TASK TO CARRY OUT: Leaving out every picture, quote the data below exactly as it appears.

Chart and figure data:
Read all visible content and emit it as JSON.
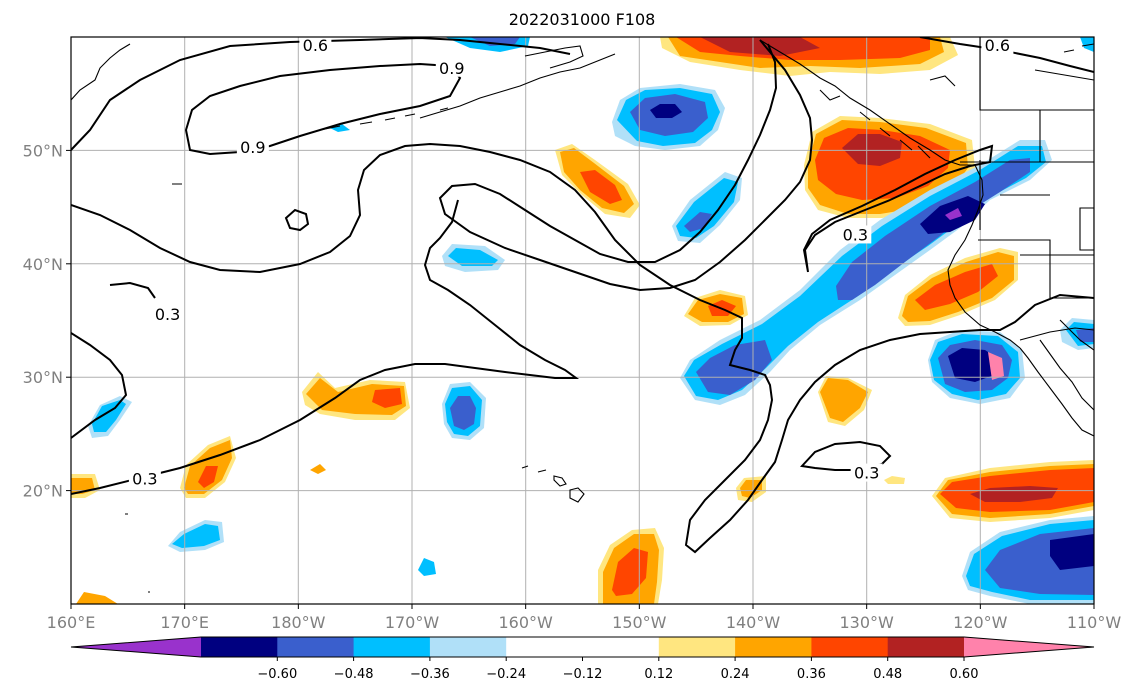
{
  "figure": {
    "title": "2022031000 F108"
  },
  "map": {
    "projection": "equirectangular",
    "lon_range": [
      160,
      250
    ],
    "lat_range": [
      10,
      60
    ],
    "x_ticks": [
      {
        "lon": 160,
        "label": "160°E"
      },
      {
        "lon": 170,
        "label": "170°E"
      },
      {
        "lon": 180,
        "label": "180°W"
      },
      {
        "lon": 190,
        "label": "170°W"
      },
      {
        "lon": 200,
        "label": "160°W"
      },
      {
        "lon": 210,
        "label": "150°W"
      },
      {
        "lon": 220,
        "label": "140°W"
      },
      {
        "lon": 230,
        "label": "130°W"
      },
      {
        "lon": 240,
        "label": "120°W"
      },
      {
        "lon": 250,
        "label": "110°W"
      }
    ],
    "y_ticks": [
      {
        "lat": 20,
        "label": "20°N"
      },
      {
        "lat": 30,
        "label": "30°N"
      },
      {
        "lat": 40,
        "label": "40°N"
      },
      {
        "lat": 50,
        "label": "50°N"
      }
    ],
    "grid": true
  },
  "contour_labels": [
    {
      "text": "0.6",
      "lon": 181.5,
      "lat": 59.2
    },
    {
      "text": "0.9",
      "lon": 193.5,
      "lat": 57.2
    },
    {
      "text": "0.6",
      "lon": 241.5,
      "lat": 59.2
    },
    {
      "text": "0.9",
      "lon": 176.0,
      "lat": 50.2
    },
    {
      "text": "0.3",
      "lon": 168.5,
      "lat": 35.5
    },
    {
      "text": "0.3",
      "lon": 229.0,
      "lat": 42.5
    },
    {
      "text": "0.3",
      "lon": 166.5,
      "lat": 21.0
    },
    {
      "text": "0.3",
      "lon": 230.0,
      "lat": 21.5
    }
  ],
  "colorbar": {
    "colors": [
      "#9932cc",
      "#000080",
      "#3a5fcd",
      "#00bfff",
      "#b0e0f8",
      "#ffffff",
      "#ffffff",
      "#ffe680",
      "#ffa500",
      "#ff4500",
      "#b22222",
      "#ff82ab"
    ],
    "tick_labels": [
      "−0.60",
      "−0.48",
      "−0.36",
      "−0.24",
      "−0.12",
      "0.12",
      "0.24",
      "0.36",
      "0.48",
      "0.60"
    ]
  },
  "legend_colors": {
    "purple": "#9932cc",
    "navy": "#000080",
    "royal_blue": "#3a5fcd",
    "sky_blue": "#00bfff",
    "light_blue": "#b0e0f8",
    "light_yellow": "#ffe680",
    "orange": "#ffa500",
    "red_orange": "#ff4500",
    "dark_red": "#b22222",
    "pink": "#ff82ab"
  }
}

WRITTEN ANSWER:
Read all visible content and emit it as JSON.
{
  "figure": {
    "title": "2022031000 F108"
  },
  "map": {
    "projection": "equirectangular",
    "lon_range": [
      160,
      250
    ],
    "lat_range": [
      10,
      60
    ],
    "x_ticks": [
      {
        "lon": 160,
        "label": "160°E"
      },
      {
        "lon": 170,
        "label": "170°E"
      },
      {
        "lon": 180,
        "label": "180°W"
      },
      {
        "lon": 190,
        "label": "170°W"
      },
      {
        "lon": 200,
        "label": "160°W"
      },
      {
        "lon": 210,
        "label": "150°W"
      },
      {
        "lon": 220,
        "label": "140°W"
      },
      {
        "lon": 230,
        "label": "130°W"
      },
      {
        "lon": 240,
        "label": "120°W"
      },
      {
        "lon": 250,
        "label": "110°W"
      }
    ],
    "y_ticks": [
      {
        "lat": 20,
        "label": "20°N"
      },
      {
        "lat": 30,
        "label": "30°N"
      },
      {
        "lat": 40,
        "label": "40°N"
      },
      {
        "lat": 50,
        "label": "50°N"
      }
    ],
    "grid": true
  },
  "contour_labels": [
    {
      "text": "0.6",
      "lon": 181.5,
      "lat": 59.2
    },
    {
      "text": "0.9",
      "lon": 193.5,
      "lat": 57.2
    },
    {
      "text": "0.6",
      "lon": 241.5,
      "lat": 59.2
    },
    {
      "text": "0.9",
      "lon": 176.0,
      "lat": 50.2
    },
    {
      "text": "0.3",
      "lon": 168.5,
      "lat": 35.5
    },
    {
      "text": "0.3",
      "lon": 229.0,
      "lat": 42.5
    },
    {
      "text": "0.3",
      "lon": 166.5,
      "lat": 21.0
    },
    {
      "text": "0.3",
      "lon": 230.0,
      "lat": 21.5
    }
  ],
  "colorbar": {
    "colors": [
      "#9932cc",
      "#000080",
      "#3a5fcd",
      "#00bfff",
      "#b0e0f8",
      "#ffffff",
      "#ffffff",
      "#ffe680",
      "#ffa500",
      "#ff4500",
      "#b22222",
      "#ff82ab"
    ],
    "tick_labels": [
      "−0.60",
      "−0.48",
      "−0.36",
      "−0.24",
      "−0.12",
      "0.12",
      "0.24",
      "0.36",
      "0.48",
      "0.60"
    ]
  },
  "legend_colors": {
    "purple": "#9932cc",
    "navy": "#000080",
    "royal_blue": "#3a5fcd",
    "sky_blue": "#00bfff",
    "light_blue": "#b0e0f8",
    "light_yellow": "#ffe680",
    "orange": "#ffa500",
    "red_orange": "#ff4500",
    "dark_red": "#b22222",
    "pink": "#ff82ab"
  }
}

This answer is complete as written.